### EXERCISE REQUIREMENTS
For every record beneath this instruction, give an exact repetition, omitting images.

### RECORDS SHOWN
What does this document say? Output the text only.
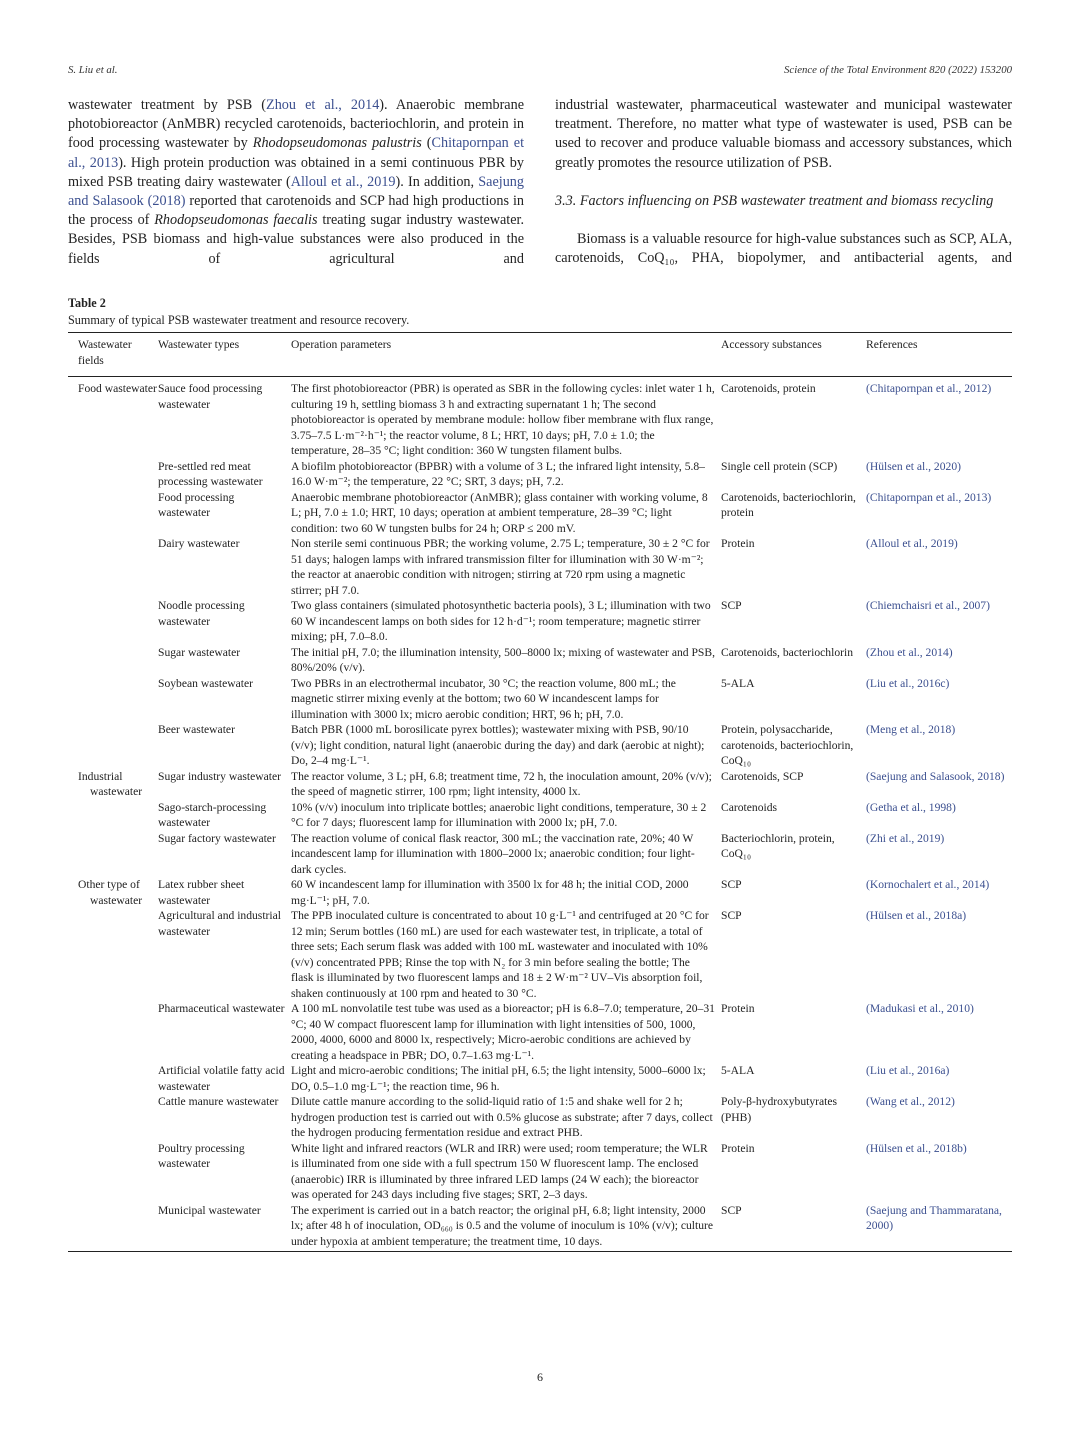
S. Liu et al.	Science of the Total Environment 820 (2022) 153200

wastewater treatment by PSB (Zhou et al., 2014). Anaerobic membrane photobioreactor (AnMBR) recycled carotenoids, bacteriochlorin, and protein in food processing wastewater by Rhodopseudomonas palustris (Chitapornpan et al., 2013). High protein production was obtained in a semi continuous PBR by mixed PSB treating dairy wastewater (Alloul et al., 2019). In addition, Saejung and Salasook (2018) reported that carotenoids and SCP had high productions in the process of Rhodopseudomonas faecalis treating sugar industry wastewater. Besides, PSB biomass and high-value substances were also produced in the fields of agricultural and

industrial wastewater, pharmaceutical wastewater and municipal wastewater treatment. Therefore, no matter what type of wastewater is used, PSB can be used to recover and produce valuable biomass and accessory substances, which greatly promotes the resource utilization of PSB.

3.3. Factors influencing on PSB wastewater treatment and biomass recycling

Biomass is a valuable resource for high-value substances such as SCP, ALA, carotenoids, CoQ₁₀, PHA, biopolymer, and antibacterial agents, and

Table 2
Summary of typical PSB wastewater treatment and resource recovery.
Wastewater fields	Wastewater types	Operation parameters	Accessory substances	References

Food wastewater	Sauce food processing wastewater	The first photobioreactor (PBR) is operated as SBR in the following cycles: inlet water 1 h, culturing 19 h, settling biomass 3 h and extracting supernatant 1 h; The second photobioreactor is operated by membrane module: hollow fiber membrane with flux range, 3.75–7.5 L·m⁻²·h⁻¹; the reactor volume, 8 L; HRT, 10 days; pH, 7.0 ± 1.0; the temperature, 28–35 °C; light condition: 360 W tungsten filament bulbs.	Carotenoids, protein	(Chitapornpan et al., 2012)

	Pre-settled red meat processing wastewater	A biofilm photobioreactor (BPBR) with a volume of 3 L; the infrared light intensity, 5.8–16.0 W·m⁻²; the temperature, 22 °C; SRT, 3 days; pH, 7.2.	Single cell protein (SCP)	(Hülsen et al., 2020)

	Food processing wastewater	Anaerobic membrane photobioreactor (AnMBR); glass container with working volume, 8 L; pH, 7.0 ± 1.0; HRT, 10 days; operation at ambient temperature, 28–39 °C; light condition: two 60 W tungsten bulbs for 24 h; ORP ≤ 200 mV.	Carotenoids, bacteriochlorin, protein	(Chitapornpan et al., 2013)

	Dairy wastewater	Non sterile semi continuous PBR; the working volume, 2.75 L; temperature, 30 ± 2 °C for 51 days; halogen lamps with infrared transmission filter for illumination with 30 W·m⁻²; the reactor at anaerobic condition with nitrogen; stirring at 720 rpm using a magnetic stirrer; pH 7.0.	Protein	(Alloul et al., 2019)

	Noodle processing wastewater	Two glass containers (simulated photosynthetic bacteria pools), 3 L; illumination with two 60 W incandescent lamps on both sides for 12 h·d⁻¹; room temperature; magnetic stirrer mixing; pH, 7.0–8.0.	SCP	(Chiemchaisri et al., 2007)

	Sugar wastewater	The initial pH, 7.0; the illumination intensity, 500–8000 lx; mixing of wastewater and PSB, 80%/20% (v/v).	Carotenoids, bacteriochlorin	(Zhou et al., 2014)

	Soybean wastewater	Two PBRs in an electrothermal incubator, 30 °C; the reaction volume, 800 mL; the magnetic stirrer mixing evenly at the bottom; two 60 W incandescent lamps for illumination with 3000 lx; micro aerobic condition; HRT, 96 h; pH, 7.0.	5-ALA	(Liu et al., 2016c)

	Beer wastewater	Batch PBR (1000 mL borosilicate pyrex bottles); wastewater mixing with PSB, 90/10 (v/v); light condition, natural light (anaerobic during the day) and dark (aerobic at night); Do, 2–4 mg·L⁻¹.	Protein, polysaccharide, carotenoids, bacteriochlorin, CoQ₁₀	(Meng et al., 2018)

Industrial wastewater	Sugar industry wastewater	The reactor volume, 3 L; pH, 6.8; treatment time, 72 h, the inoculation amount, 20% (v/v); the speed of magnetic stirrer, 100 rpm; light intensity, 4000 lx.	Carotenoids, SCP	(Saejung and Salasook, 2018)

	Sago-starch-processing wastewater	10% (v/v) inoculum into triplicate bottles; anaerobic light conditions, temperature, 30 ± 2 °C for 7 days; fluorescent lamp for illumination with 2000 lx; pH, 7.0.	Carotenoids	(Getha et al., 1998)

	Sugar factory wastewater	The reaction volume of conical flask reactor, 300 mL; the vaccination rate, 20%; 40 W incandescent lamp for illumination with 1800–2000 lx; anaerobic condition; four light-dark cycles.	Bacteriochlorin, protein, CoQ₁₀	(Zhi et al., 2019)

Other type of wastewater	Latex rubber sheet wastewater	60 W incandescent lamp for illumination with 3500 lx for 48 h; the initial COD, 2000 mg·L⁻¹; pH, 7.0.	SCP	(Kornochalert et al., 2014)

	Agricultural and industrial wastewater	The PPB inoculated culture is concentrated to about 10 g·L⁻¹ and centrifuged at 20 °C for 12 min; Serum bottles (160 mL) are used for each wastewater test, in triplicate, a total of three sets; Each serum flask was added with 100 mL wastewater and inoculated with 10% (v/v) concentrated PPB; Rinse the top with N₂ for 3 min before sealing the bottle; The flask is illuminated by two fluorescent lamps and 18 ± 2 W·m⁻² UV–Vis absorption foil, shaken continuously at 100 rpm and heated to 30 °C.	SCP	(Hülsen et al., 2018a)

	Pharmaceutical wastewater	A 100 mL nonvolatile test tube was used as a bioreactor; pH is 6.8–7.0; temperature, 20–31 °C; 40 W compact fluorescent lamp for illumination with light intensities of 500, 1000, 2000, 4000, 6000 and 8000 lx, respectively; Micro-aerobic conditions are achieved by creating a headspace in PBR; DO, 0.7–1.63 mg·L⁻¹.	Protein	(Madukasi et al., 2010)

	Artificial volatile fatty acid wastewater	Light and micro-aerobic conditions; The initial pH, 6.5; the light intensity, 5000–6000 lx; DO, 0.5–1.0 mg·L⁻¹; the reaction time, 96 h.	5-ALA	(Liu et al., 2016a)

	Cattle manure wastewater	Dilute cattle manure according to the solid-liquid ratio of 1:5 and shake well for 2 h; hydrogen production test is carried out with 0.5% glucose as substrate; after 7 days, collect the hydrogen producing fermentation residue and extract PHB.	Poly-β-hydroxybutyrates (PHB)	(Wang et al., 2012)

	Poultry processing wastewater	White light and infrared reactors (WLR and IRR) were used; room temperature; the WLR is illuminated from one side with a full spectrum 150 W fluorescent lamp. The enclosed (anaerobic) IRR is illuminated by three infrared LED lamps (24 W each); the bioreactor was operated for 243 days including five stages; SRT, 2–3 days.	Protein	(Hülsen et al., 2018b)

	Municipal wastewater	The experiment is carried out in a batch reactor; the original pH, 6.8; light intensity, 2000 lx; after 48 h of inoculation, OD₆₆₀ is 0.5 and the volume of inoculum is 10% (v/v); culture under hypoxia at ambient temperature; the treatment time, 10 days.	SCP	(Saejung and Thammaratana, 2000)
6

### SOLVED PROBLEM
What does this document say? Output the text only.
S. Liu et al.	Science of the Total Environment 820 (2022) 153200

wastewater treatment by PSB (Zhou et al., 2014). Anaerobic membrane photobioreactor (AnMBR) recycled carotenoids, bacteriochlorin, and protein in food processing wastewater by Rhodopseudomonas palustris (Chitapornpan et al., 2013). High protein production was obtained in a semi continuous PBR by mixed PSB treating dairy wastewater (Alloul et al., 2019). In addition, Saejung and Salasook (2018) reported that carotenoids and SCP had high productions in the process of Rhodopseudomonas faecalis treating sugar industry wastewater. Besides, PSB biomass and high-value substances were also produced in the fields of agricultural and

industrial wastewater, pharmaceutical wastewater and municipal wastewater treatment. Therefore, no matter what type of wastewater is used, PSB can be used to recover and produce valuable biomass and accessory substances, which greatly promotes the resource utilization of PSB.

3.3. Factors influencing on PSB wastewater treatment and biomass recycling

Biomass is a valuable resource for high-value substances such as SCP, ALA, carotenoids, CoQ₁₀, PHA, biopolymer, and antibacterial agents, and

Table 2
Summary of typical PSB wastewater treatment and resource recovery.
Wastewater fields	Wastewater types	Operation parameters	Accessory substances	References

Food wastewater	Sauce food processing wastewater	The first photobioreactor (PBR) is operated as SBR in the following cycles: inlet water 1 h, culturing 19 h, settling biomass 3 h and extracting supernatant 1 h; The second photobioreactor is operated by membrane module: hollow fiber membrane with flux range, 3.75–7.5 L·m⁻²·h⁻¹; the reactor volume, 8 L; HRT, 10 days; pH, 7.0 ± 1.0; the temperature, 28–35 °C; light condition: 360 W tungsten filament bulbs.	Carotenoids, protein	(Chitapornpan et al., 2012)

	Pre-settled red meat processing wastewater	A biofilm photobioreactor (BPBR) with a volume of 3 L; the infrared light intensity, 5.8–16.0 W·m⁻²; the temperature, 22 °C; SRT, 3 days; pH, 7.2.	Single cell protein (SCP)	(Hülsen et al., 2020)

	Food processing wastewater	Anaerobic membrane photobioreactor (AnMBR); glass container with working volume, 8 L; pH, 7.0 ± 1.0; HRT, 10 days; operation at ambient temperature, 28–39 °C; light condition: two 60 W tungsten bulbs for 24 h; ORP ≤ 200 mV.	Carotenoids, bacteriochlorin, protein	(Chitapornpan et al., 2013)

	Dairy wastewater	Non sterile semi continuous PBR; the working volume, 2.75 L; temperature, 30 ± 2 °C for 51 days; halogen lamps with infrared transmission filter for illumination with 30 W·m⁻²; the reactor at anaerobic condition with nitrogen; stirring at 720 rpm using a magnetic stirrer; pH 7.0.	Protein	(Alloul et al., 2019)

	Noodle processing wastewater	Two glass containers (simulated photosynthetic bacteria pools), 3 L; illumination with two 60 W incandescent lamps on both sides for 12 h·d⁻¹; room temperature; magnetic stirrer mixing; pH, 7.0–8.0.	SCP	(Chiemchaisri et al., 2007)

	Sugar wastewater	The initial pH, 7.0; the illumination intensity, 500–8000 lx; mixing of wastewater and PSB, 80%/20% (v/v).	Carotenoids, bacteriochlorin	(Zhou et al., 2014)

	Soybean wastewater	Two PBRs in an electrothermal incubator, 30 °C; the reaction volume, 800 mL; the magnetic stirrer mixing evenly at the bottom; two 60 W incandescent lamps for illumination with 3000 lx; micro aerobic condition; HRT, 96 h; pH, 7.0.	5-ALA	(Liu et al., 2016c)

	Beer wastewater	Batch PBR (1000 mL borosilicate pyrex bottles); wastewater mixing with PSB, 90/10 (v/v); light condition, natural light (anaerobic during the day) and dark (aerobic at night); Do, 2–4 mg·L⁻¹.	Protein, polysaccharide, carotenoids, bacteriochlorin, CoQ₁₀	(Meng et al., 2018)

Industrial wastewater	Sugar industry wastewater	The reactor volume, 3 L; pH, 6.8; treatment time, 72 h, the inoculation amount, 20% (v/v); the speed of magnetic stirrer, 100 rpm; light intensity, 4000 lx.	Carotenoids, SCP	(Saejung and Salasook, 2018)

	Sago-starch-processing wastewater	10% (v/v) inoculum into triplicate bottles; anaerobic light conditions, temperature, 30 ± 2 °C for 7 days; fluorescent lamp for illumination with 2000 lx; pH, 7.0.	Carotenoids	(Getha et al., 1998)

	Sugar factory wastewater	The reaction volume of conical flask reactor, 300 mL; the vaccination rate, 20%; 40 W incandescent lamp for illumination with 1800–2000 lx; anaerobic condition; four light-dark cycles.	Bacteriochlorin, protein, CoQ₁₀	(Zhi et al., 2019)

Other type of wastewater	Latex rubber sheet wastewater	60 W incandescent lamp for illumination with 3500 lx for 48 h; the initial COD, 2000 mg·L⁻¹; pH, 7.0.	SCP	(Kornochalert et al., 2014)

	Agricultural and industrial wastewater	The PPB inoculated culture is concentrated to about 10 g·L⁻¹ and centrifuged at 20 °C for 12 min; Serum bottles (160 mL) are used for each wastewater test, in triplicate, a total of three sets; Each serum flask was added with 100 mL wastewater and inoculated with 10% (v/v) concentrated PPB; Rinse the top with N₂ for 3 min before sealing the bottle; The flask is illuminated by two fluorescent lamps and 18 ± 2 W·m⁻² UV–Vis absorption foil, shaken continuously at 100 rpm and heated to 30 °C.	SCP	(Hülsen et al., 2018a)

	Pharmaceutical wastewater	A 100 mL nonvolatile test tube was used as a bioreactor; pH is 6.8–7.0; temperature, 20–31 °C; 40 W compact fluorescent lamp for illumination with light intensities of 500, 1000, 2000, 4000, 6000 and 8000 lx, respectively; Micro-aerobic conditions are achieved by creating a headspace in PBR; DO, 0.7–1.63 mg·L⁻¹.	Protein	(Madukasi et al., 2010)

	Artificial volatile fatty acid wastewater	Light and micro-aerobic conditions; The initial pH, 6.5; the light intensity, 5000–6000 lx; DO, 0.5–1.0 mg·L⁻¹; the reaction time, 96 h.	5-ALA	(Liu et al., 2016a)

	Cattle manure wastewater	Dilute cattle manure according to the solid-liquid ratio of 1:5 and shake well for 2 h; hydrogen production test is carried out with 0.5% glucose as substrate; after 7 days, collect the hydrogen producing fermentation residue and extract PHB.	Poly-β-hydroxybutyrates (PHB)	(Wang et al., 2012)

	Poultry processing wastewater	White light and infrared reactors (WLR and IRR) were used; room temperature; the WLR is illuminated from one side with a full spectrum 150 W fluorescent lamp. The enclosed (anaerobic) IRR is illuminated by three infrared LED lamps (24 W each); the bioreactor was operated for 243 days including five stages; SRT, 2–3 days.	Protein	(Hülsen et al., 2018b)

	Municipal wastewater	The experiment is carried out in a batch reactor; the original pH, 6.8; light intensity, 2000 lx; after 48 h of inoculation, OD₆₆₀ is 0.5 and the volume of inoculum is 10% (v/v); culture under hypoxia at ambient temperature; the treatment time, 10 days.	SCP	(Saejung and Thammaratana, 2000)
6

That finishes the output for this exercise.